Records from a data source
════════

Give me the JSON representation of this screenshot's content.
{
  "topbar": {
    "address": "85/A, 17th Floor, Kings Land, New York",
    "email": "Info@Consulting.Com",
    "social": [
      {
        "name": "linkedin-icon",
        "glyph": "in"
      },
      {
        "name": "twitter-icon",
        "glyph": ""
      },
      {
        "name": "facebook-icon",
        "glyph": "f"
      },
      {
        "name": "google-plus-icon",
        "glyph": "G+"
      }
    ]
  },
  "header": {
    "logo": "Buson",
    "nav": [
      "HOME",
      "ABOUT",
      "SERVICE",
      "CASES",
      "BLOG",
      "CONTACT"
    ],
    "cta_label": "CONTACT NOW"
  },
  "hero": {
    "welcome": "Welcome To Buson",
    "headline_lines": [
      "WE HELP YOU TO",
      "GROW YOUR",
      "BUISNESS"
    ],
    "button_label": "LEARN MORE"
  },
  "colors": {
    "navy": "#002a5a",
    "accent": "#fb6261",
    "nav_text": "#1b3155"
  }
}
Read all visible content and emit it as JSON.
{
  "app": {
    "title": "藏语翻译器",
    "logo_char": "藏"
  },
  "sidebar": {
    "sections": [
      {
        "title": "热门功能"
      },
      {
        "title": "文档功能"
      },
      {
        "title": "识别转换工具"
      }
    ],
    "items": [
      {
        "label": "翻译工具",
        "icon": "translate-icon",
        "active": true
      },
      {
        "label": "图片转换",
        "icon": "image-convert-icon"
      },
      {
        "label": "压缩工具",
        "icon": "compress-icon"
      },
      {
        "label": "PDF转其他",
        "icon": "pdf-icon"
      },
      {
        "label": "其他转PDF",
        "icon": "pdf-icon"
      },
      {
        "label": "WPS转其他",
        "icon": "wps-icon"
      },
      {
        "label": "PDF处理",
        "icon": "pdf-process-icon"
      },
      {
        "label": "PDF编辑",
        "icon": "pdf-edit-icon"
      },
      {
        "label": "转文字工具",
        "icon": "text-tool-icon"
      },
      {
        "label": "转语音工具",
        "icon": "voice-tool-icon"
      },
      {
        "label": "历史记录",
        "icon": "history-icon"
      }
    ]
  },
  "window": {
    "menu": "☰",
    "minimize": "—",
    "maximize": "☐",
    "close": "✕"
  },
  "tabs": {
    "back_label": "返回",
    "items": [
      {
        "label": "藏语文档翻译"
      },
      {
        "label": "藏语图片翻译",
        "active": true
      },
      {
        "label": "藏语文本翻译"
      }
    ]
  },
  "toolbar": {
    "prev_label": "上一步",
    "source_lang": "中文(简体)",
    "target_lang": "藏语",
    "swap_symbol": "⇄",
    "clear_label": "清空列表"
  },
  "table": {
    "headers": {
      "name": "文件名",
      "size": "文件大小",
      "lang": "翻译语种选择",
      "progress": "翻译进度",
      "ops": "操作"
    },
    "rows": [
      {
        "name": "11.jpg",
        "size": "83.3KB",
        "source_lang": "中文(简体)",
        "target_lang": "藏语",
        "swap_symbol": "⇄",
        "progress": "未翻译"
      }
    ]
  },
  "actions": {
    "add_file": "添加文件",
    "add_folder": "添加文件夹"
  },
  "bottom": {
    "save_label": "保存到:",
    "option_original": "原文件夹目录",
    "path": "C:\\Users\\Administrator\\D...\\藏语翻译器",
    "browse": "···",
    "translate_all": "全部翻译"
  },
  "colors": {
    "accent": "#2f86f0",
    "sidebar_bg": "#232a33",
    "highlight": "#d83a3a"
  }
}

════════

- GIVEN TASK -
Print all of the data exactly as it was given.

- TASK OUTPUT -
Give me the JSON representation of this screenshot's content.
{
  "topbar": {
    "address": "85/A, 17th Floor, Kings Land, New York",
    "email": "Info@Consulting.Com",
    "social": [
      {
        "name": "linkedin-icon",
        "glyph": "in"
      },
      {
        "name": "twitter-icon",
        "glyph": ""
      },
      {
        "name": "facebook-icon",
        "glyph": "f"
      },
      {
        "name": "google-plus-icon",
        "glyph": "G+"
      }
    ]
  },
  "header": {
    "logo": "Buson",
    "nav": [
      "HOME",
      "ABOUT",
      "SERVICE",
      "CASES",
      "BLOG",
      "CONTACT"
    ],
    "cta_label": "CONTACT NOW"
  },
  "hero": {
    "welcome": "Welcome To Buson",
    "headline_lines": [
      "WE HELP YOU TO",
      "GROW YOUR",
      "BUISNESS"
    ],
    "button_label": "LEARN MORE"
  },
  "colors": {
    "navy": "#002a5a",
    "accent": "#fb6261",
    "nav_text": "#1b3155"
  }
}
Read all visible content and emit it as JSON.
{
  "app": {
    "title": "藏语翻译器",
    "logo_char": "藏"
  },
  "sidebar": {
    "sections": [
      {
        "title": "热门功能"
      },
      {
        "title": "文档功能"
      },
      {
        "title": "识别转换工具"
      }
    ],
    "items": [
      {
        "label": "翻译工具",
        "icon": "translate-icon",
        "active": true
      },
      {
        "label": "图片转换",
        "icon": "image-convert-icon"
      },
      {
        "label": "压缩工具",
        "icon": "compress-icon"
      },
      {
        "label": "PDF转其他",
        "icon": "pdf-icon"
      },
      {
        "label": "其他转PDF",
        "icon": "pdf-icon"
      },
      {
        "label": "WPS转其他",
        "icon": "wps-icon"
      },
      {
        "label": "PDF处理",
        "icon": "pdf-process-icon"
      },
      {
        "label": "PDF编辑",
        "icon": "pdf-edit-icon"
      },
      {
        "label": "转文字工具",
        "icon": "text-tool-icon"
      },
      {
        "label": "转语音工具",
        "icon": "voice-tool-icon"
      },
      {
        "label": "历史记录",
        "icon": "history-icon"
      }
    ]
  },
  "window": {
    "menu": "☰",
    "minimize": "—",
    "maximize": "☐",
    "close": "✕"
  },
  "tabs": {
    "back_label": "返回",
    "items": [
      {
        "label": "藏语文档翻译"
      },
      {
        "label": "藏语图片翻译",
        "active": true
      },
      {
        "label": "藏语文本翻译"
      }
    ]
  },
  "toolbar": {
    "prev_label": "上一步",
    "source_lang": "中文(简体)",
    "target_lang": "藏语",
    "swap_symbol": "⇄",
    "clear_label": "清空列表"
  },
  "table": {
    "headers": {
      "name": "文件名",
      "size": "文件大小",
      "lang": "翻译语种选择",
      "progress": "翻译进度",
      "ops": "操作"
    },
    "rows": [
      {
        "name": "11.jpg",
        "size": "83.3KB",
        "source_lang": "中文(简体)",
        "target_lang": "藏语",
        "swap_symbol": "⇄",
        "progress": "未翻译"
      }
    ]
  },
  "actions": {
    "add_file": "添加文件",
    "add_folder": "添加文件夹"
  },
  "bottom": {
    "save_label": "保存到:",
    "option_original": "原文件夹目录",
    "path": "C:\\Users\\Administrator\\D...\\藏语翻译器",
    "browse": "···",
    "translate_all": "全部翻译"
  },
  "colors": {
    "accent": "#2f86f0",
    "sidebar_bg": "#232a33",
    "highlight": "#d83a3a"
  }
}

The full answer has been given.